Problem to solve:
Your job is to retype all of the data word for word, leaving every image out.
[Start Records provided]
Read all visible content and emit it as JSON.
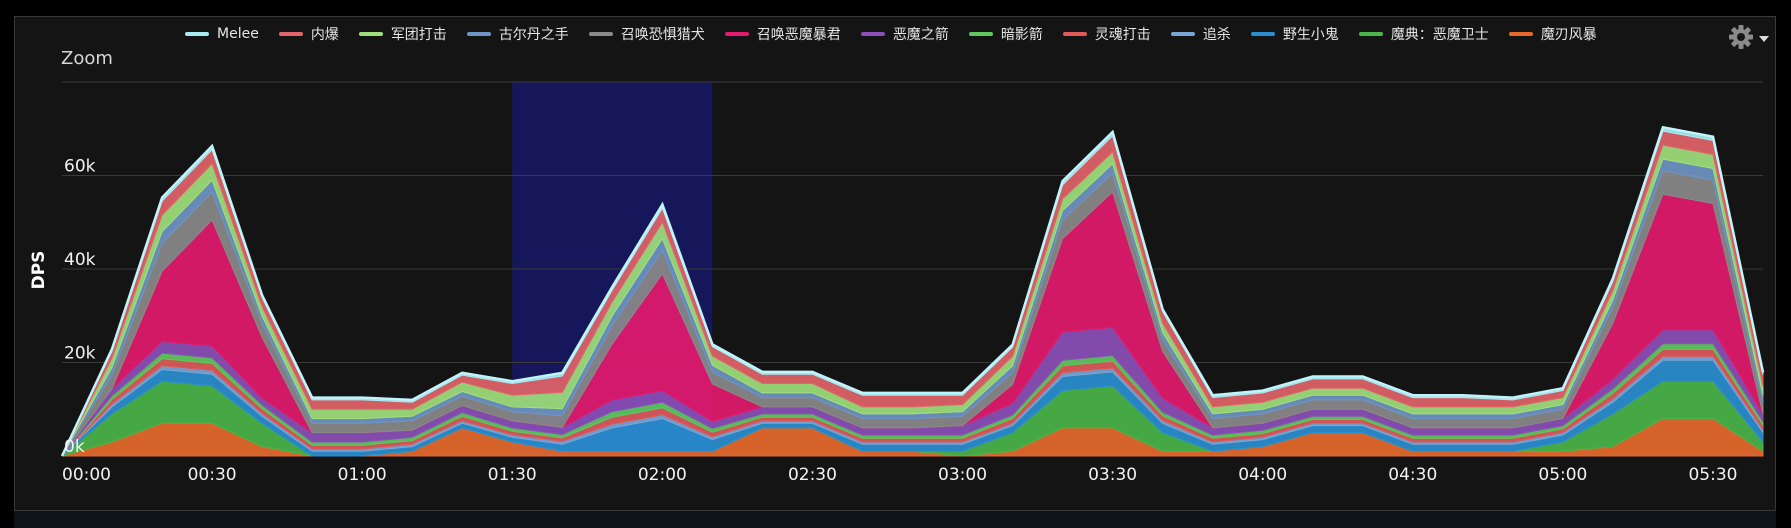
{
  "zoom_label": "Zoom",
  "settings_icon": "gear-icon",
  "chart_data": {
    "type": "area",
    "stacked": true,
    "ylabel": "DPS",
    "ylim": [
      0,
      80000
    ],
    "xlim": [
      0,
      340
    ],
    "grid": true,
    "legend_position": "top",
    "y_ticks": [
      0,
      20000,
      40000,
      60000
    ],
    "y_tick_labels": [
      "0k",
      "20k",
      "40k",
      "60k"
    ],
    "x_ticks": [
      0,
      30,
      60,
      90,
      120,
      150,
      180,
      210,
      240,
      270,
      300,
      330
    ],
    "x_tick_labels": [
      "00:00",
      "00:30",
      "01:00",
      "01:30",
      "02:00",
      "02:30",
      "03:00",
      "03:30",
      "04:00",
      "04:30",
      "05:00",
      "05:30"
    ],
    "x_unit": "seconds",
    "highlight_range": [
      90,
      130
    ],
    "highlight_color": "#16175a",
    "x": [
      0,
      10,
      20,
      30,
      40,
      50,
      60,
      70,
      80,
      90,
      100,
      110,
      120,
      130,
      140,
      150,
      160,
      170,
      180,
      190,
      200,
      210,
      220,
      230,
      240,
      250,
      260,
      270,
      280,
      290,
      300,
      310,
      320,
      330,
      340
    ],
    "series": [
      {
        "name": "魔刃风暴",
        "color": "#e66a2c",
        "values": [
          0,
          3000,
          7000,
          7000,
          2000,
          0,
          0,
          1000,
          6000,
          3000,
          1000,
          1000,
          1000,
          1000,
          6000,
          6000,
          1000,
          1000,
          0,
          1000,
          6000,
          6000,
          1000,
          1000,
          2000,
          5000,
          5000,
          1000,
          1000,
          1000,
          1000,
          2000,
          8000,
          8000,
          1000
        ]
      },
      {
        "name": "魔典：恶魔卫士",
        "color": "#4ab54a",
        "values": [
          0,
          6000,
          9000,
          8000,
          5000,
          0,
          0,
          0,
          0,
          0,
          0,
          0,
          0,
          0,
          0,
          0,
          0,
          0,
          1000,
          4000,
          8000,
          9000,
          4000,
          0,
          0,
          0,
          0,
          0,
          0,
          0,
          2000,
          7000,
          8000,
          8000,
          2000
        ]
      },
      {
        "name": "野生小鬼",
        "color": "#2a8fd0",
        "values": [
          0,
          1500,
          2500,
          2500,
          1500,
          1000,
          1000,
          1000,
          1000,
          1000,
          1500,
          5000,
          7000,
          2500,
          1000,
          1000,
          1500,
          1500,
          1500,
          1500,
          3000,
          3000,
          2000,
          1500,
          1500,
          1500,
          1500,
          1500,
          1500,
          1500,
          1500,
          2500,
          4500,
          4500,
          2000
        ]
      },
      {
        "name": "追杀",
        "color": "#7aa6d6",
        "values": [
          0,
          600,
          800,
          800,
          600,
          500,
          500,
          500,
          500,
          500,
          600,
          800,
          800,
          600,
          500,
          500,
          500,
          500,
          500,
          500,
          800,
          800,
          600,
          500,
          500,
          500,
          500,
          500,
          500,
          500,
          500,
          700,
          800,
          800,
          600
        ]
      },
      {
        "name": "灵魂打击",
        "color": "#e05a5a",
        "values": [
          0,
          1000,
          1500,
          1500,
          1000,
          800,
          800,
          800,
          1000,
          800,
          800,
          1500,
          1500,
          1000,
          800,
          800,
          800,
          800,
          800,
          1000,
          1500,
          1500,
          1000,
          800,
          800,
          800,
          800,
          800,
          800,
          800,
          800,
          1200,
          1500,
          1500,
          1000
        ]
      },
      {
        "name": "暗影箭",
        "color": "#5ec95e",
        "values": [
          0,
          800,
          1200,
          1200,
          800,
          700,
          700,
          700,
          800,
          700,
          700,
          1200,
          1200,
          800,
          700,
          700,
          700,
          700,
          700,
          800,
          1200,
          1200,
          800,
          700,
          700,
          700,
          700,
          700,
          700,
          700,
          700,
          1000,
          1200,
          1200,
          800
        ]
      },
      {
        "name": "恶魔之箭",
        "color": "#8c4fb8",
        "values": [
          0,
          1500,
          2500,
          2500,
          1500,
          2000,
          2000,
          1500,
          1500,
          1500,
          1500,
          2500,
          2500,
          1500,
          1500,
          1500,
          1500,
          1500,
          2000,
          2500,
          6000,
          6000,
          3000,
          1500,
          1500,
          1500,
          1500,
          1500,
          1500,
          1500,
          1500,
          2000,
          3000,
          3000,
          1500
        ]
      },
      {
        "name": "召唤恶魔暴君",
        "color": "#e31a6e",
        "values": [
          0,
          0,
          15000,
          27000,
          13000,
          0,
          0,
          0,
          0,
          0,
          0,
          12000,
          25000,
          8000,
          0,
          0,
          0,
          0,
          0,
          4000,
          20000,
          29000,
          10000,
          0,
          0,
          0,
          0,
          0,
          0,
          0,
          0,
          12000,
          29000,
          27000,
          0
        ]
      },
      {
        "name": "召唤恐惧猎犬",
        "color": "#8a8a8a",
        "values": [
          0,
          3000,
          6000,
          6000,
          3000,
          2000,
          2000,
          2000,
          2000,
          2000,
          2500,
          4000,
          5000,
          2500,
          2000,
          2000,
          2000,
          2000,
          2000,
          2500,
          4000,
          4000,
          2500,
          2000,
          2000,
          2000,
          2000,
          2000,
          2000,
          2000,
          2000,
          3500,
          5000,
          5000,
          2500
        ]
      },
      {
        "name": "古尔丹之手",
        "color": "#6f95c4",
        "values": [
          0,
          1500,
          2500,
          2500,
          1500,
          1000,
          1000,
          1000,
          1000,
          1000,
          1500,
          2000,
          2500,
          1500,
          1000,
          1000,
          1000,
          1000,
          1000,
          1500,
          2000,
          2000,
          1500,
          1000,
          1000,
          1000,
          1000,
          1000,
          1000,
          1000,
          1000,
          1500,
          2500,
          2500,
          1500
        ]
      },
      {
        "name": "军团打击",
        "color": "#9fe07c",
        "values": [
          0,
          2000,
          3500,
          3500,
          2000,
          2000,
          2000,
          1500,
          2000,
          2500,
          3500,
          3000,
          3500,
          2000,
          2000,
          2000,
          1500,
          1500,
          1500,
          2000,
          2500,
          2500,
          2000,
          1500,
          1500,
          1500,
          1500,
          1500,
          1500,
          1500,
          1500,
          2000,
          3000,
          3000,
          2000
        ]
      },
      {
        "name": "内爆",
        "color": "#e2646a",
        "values": [
          0,
          1500,
          3000,
          3000,
          2000,
          2000,
          2000,
          1500,
          1500,
          2500,
          3500,
          2500,
          3000,
          2000,
          2000,
          2000,
          2500,
          2500,
          2000,
          2000,
          3000,
          3500,
          2500,
          2000,
          2000,
          2000,
          2000,
          2000,
          2000,
          1500,
          1500,
          2000,
          3000,
          3000,
          2500
        ]
      },
      {
        "name": "Melee",
        "color": "#a6ecf5",
        "values": [
          0,
          500,
          800,
          800,
          500,
          500,
          500,
          500,
          500,
          500,
          700,
          700,
          800,
          500,
          500,
          500,
          500,
          500,
          500,
          500,
          800,
          800,
          500,
          500,
          500,
          500,
          500,
          500,
          500,
          500,
          500,
          600,
          800,
          800,
          500
        ]
      }
    ]
  }
}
[End Records provided]
Response to the exercise:
Read all visible content and emit it as JSON.
{
  "zoom_label": "Zoom",
  "settings_icon": "gear-icon",
  "chart_data": {
    "type": "area",
    "stacked": true,
    "ylabel": "DPS",
    "ylim": [
      0,
      80000
    ],
    "xlim": [
      0,
      340
    ],
    "grid": true,
    "legend_position": "top",
    "y_ticks": [
      0,
      20000,
      40000,
      60000
    ],
    "y_tick_labels": [
      "0k",
      "20k",
      "40k",
      "60k"
    ],
    "x_ticks": [
      0,
      30,
      60,
      90,
      120,
      150,
      180,
      210,
      240,
      270,
      300,
      330
    ],
    "x_tick_labels": [
      "00:00",
      "00:30",
      "01:00",
      "01:30",
      "02:00",
      "02:30",
      "03:00",
      "03:30",
      "04:00",
      "04:30",
      "05:00",
      "05:30"
    ],
    "x_unit": "seconds",
    "highlight_range": [
      90,
      130
    ],
    "highlight_color": "#16175a",
    "x": [
      0,
      10,
      20,
      30,
      40,
      50,
      60,
      70,
      80,
      90,
      100,
      110,
      120,
      130,
      140,
      150,
      160,
      170,
      180,
      190,
      200,
      210,
      220,
      230,
      240,
      250,
      260,
      270,
      280,
      290,
      300,
      310,
      320,
      330,
      340
    ],
    "series": [
      {
        "name": "魔刃风暴",
        "color": "#e66a2c",
        "values": [
          0,
          3000,
          7000,
          7000,
          2000,
          0,
          0,
          1000,
          6000,
          3000,
          1000,
          1000,
          1000,
          1000,
          6000,
          6000,
          1000,
          1000,
          0,
          1000,
          6000,
          6000,
          1000,
          1000,
          2000,
          5000,
          5000,
          1000,
          1000,
          1000,
          1000,
          2000,
          8000,
          8000,
          1000
        ]
      },
      {
        "name": "魔典：恶魔卫士",
        "color": "#4ab54a",
        "values": [
          0,
          6000,
          9000,
          8000,
          5000,
          0,
          0,
          0,
          0,
          0,
          0,
          0,
          0,
          0,
          0,
          0,
          0,
          0,
          1000,
          4000,
          8000,
          9000,
          4000,
          0,
          0,
          0,
          0,
          0,
          0,
          0,
          2000,
          7000,
          8000,
          8000,
          2000
        ]
      },
      {
        "name": "野生小鬼",
        "color": "#2a8fd0",
        "values": [
          0,
          1500,
          2500,
          2500,
          1500,
          1000,
          1000,
          1000,
          1000,
          1000,
          1500,
          5000,
          7000,
          2500,
          1000,
          1000,
          1500,
          1500,
          1500,
          1500,
          3000,
          3000,
          2000,
          1500,
          1500,
          1500,
          1500,
          1500,
          1500,
          1500,
          1500,
          2500,
          4500,
          4500,
          2000
        ]
      },
      {
        "name": "追杀",
        "color": "#7aa6d6",
        "values": [
          0,
          600,
          800,
          800,
          600,
          500,
          500,
          500,
          500,
          500,
          600,
          800,
          800,
          600,
          500,
          500,
          500,
          500,
          500,
          500,
          800,
          800,
          600,
          500,
          500,
          500,
          500,
          500,
          500,
          500,
          500,
          700,
          800,
          800,
          600
        ]
      },
      {
        "name": "灵魂打击",
        "color": "#e05a5a",
        "values": [
          0,
          1000,
          1500,
          1500,
          1000,
          800,
          800,
          800,
          1000,
          800,
          800,
          1500,
          1500,
          1000,
          800,
          800,
          800,
          800,
          800,
          1000,
          1500,
          1500,
          1000,
          800,
          800,
          800,
          800,
          800,
          800,
          800,
          800,
          1200,
          1500,
          1500,
          1000
        ]
      },
      {
        "name": "暗影箭",
        "color": "#5ec95e",
        "values": [
          0,
          800,
          1200,
          1200,
          800,
          700,
          700,
          700,
          800,
          700,
          700,
          1200,
          1200,
          800,
          700,
          700,
          700,
          700,
          700,
          800,
          1200,
          1200,
          800,
          700,
          700,
          700,
          700,
          700,
          700,
          700,
          700,
          1000,
          1200,
          1200,
          800
        ]
      },
      {
        "name": "恶魔之箭",
        "color": "#8c4fb8",
        "values": [
          0,
          1500,
          2500,
          2500,
          1500,
          2000,
          2000,
          1500,
          1500,
          1500,
          1500,
          2500,
          2500,
          1500,
          1500,
          1500,
          1500,
          1500,
          2000,
          2500,
          6000,
          6000,
          3000,
          1500,
          1500,
          1500,
          1500,
          1500,
          1500,
          1500,
          1500,
          2000,
          3000,
          3000,
          1500
        ]
      },
      {
        "name": "召唤恶魔暴君",
        "color": "#e31a6e",
        "values": [
          0,
          0,
          15000,
          27000,
          13000,
          0,
          0,
          0,
          0,
          0,
          0,
          12000,
          25000,
          8000,
          0,
          0,
          0,
          0,
          0,
          4000,
          20000,
          29000,
          10000,
          0,
          0,
          0,
          0,
          0,
          0,
          0,
          0,
          12000,
          29000,
          27000,
          0
        ]
      },
      {
        "name": "召唤恐惧猎犬",
        "color": "#8a8a8a",
        "values": [
          0,
          3000,
          6000,
          6000,
          3000,
          2000,
          2000,
          2000,
          2000,
          2000,
          2500,
          4000,
          5000,
          2500,
          2000,
          2000,
          2000,
          2000,
          2000,
          2500,
          4000,
          4000,
          2500,
          2000,
          2000,
          2000,
          2000,
          2000,
          2000,
          2000,
          2000,
          3500,
          5000,
          5000,
          2500
        ]
      },
      {
        "name": "古尔丹之手",
        "color": "#6f95c4",
        "values": [
          0,
          1500,
          2500,
          2500,
          1500,
          1000,
          1000,
          1000,
          1000,
          1000,
          1500,
          2000,
          2500,
          1500,
          1000,
          1000,
          1000,
          1000,
          1000,
          1500,
          2000,
          2000,
          1500,
          1000,
          1000,
          1000,
          1000,
          1000,
          1000,
          1000,
          1000,
          1500,
          2500,
          2500,
          1500
        ]
      },
      {
        "name": "军团打击",
        "color": "#9fe07c",
        "values": [
          0,
          2000,
          3500,
          3500,
          2000,
          2000,
          2000,
          1500,
          2000,
          2500,
          3500,
          3000,
          3500,
          2000,
          2000,
          2000,
          1500,
          1500,
          1500,
          2000,
          2500,
          2500,
          2000,
          1500,
          1500,
          1500,
          1500,
          1500,
          1500,
          1500,
          1500,
          2000,
          3000,
          3000,
          2000
        ]
      },
      {
        "name": "内爆",
        "color": "#e2646a",
        "values": [
          0,
          1500,
          3000,
          3000,
          2000,
          2000,
          2000,
          1500,
          1500,
          2500,
          3500,
          2500,
          3000,
          2000,
          2000,
          2000,
          2500,
          2500,
          2000,
          2000,
          3000,
          3500,
          2500,
          2000,
          2000,
          2000,
          2000,
          2000,
          2000,
          1500,
          1500,
          2000,
          3000,
          3000,
          2500
        ]
      },
      {
        "name": "Melee",
        "color": "#a6ecf5",
        "values": [
          0,
          500,
          800,
          800,
          500,
          500,
          500,
          500,
          500,
          500,
          700,
          700,
          800,
          500,
          500,
          500,
          500,
          500,
          500,
          500,
          800,
          800,
          500,
          500,
          500,
          500,
          500,
          500,
          500,
          500,
          500,
          600,
          800,
          800,
          500
        ]
      }
    ]
  }
}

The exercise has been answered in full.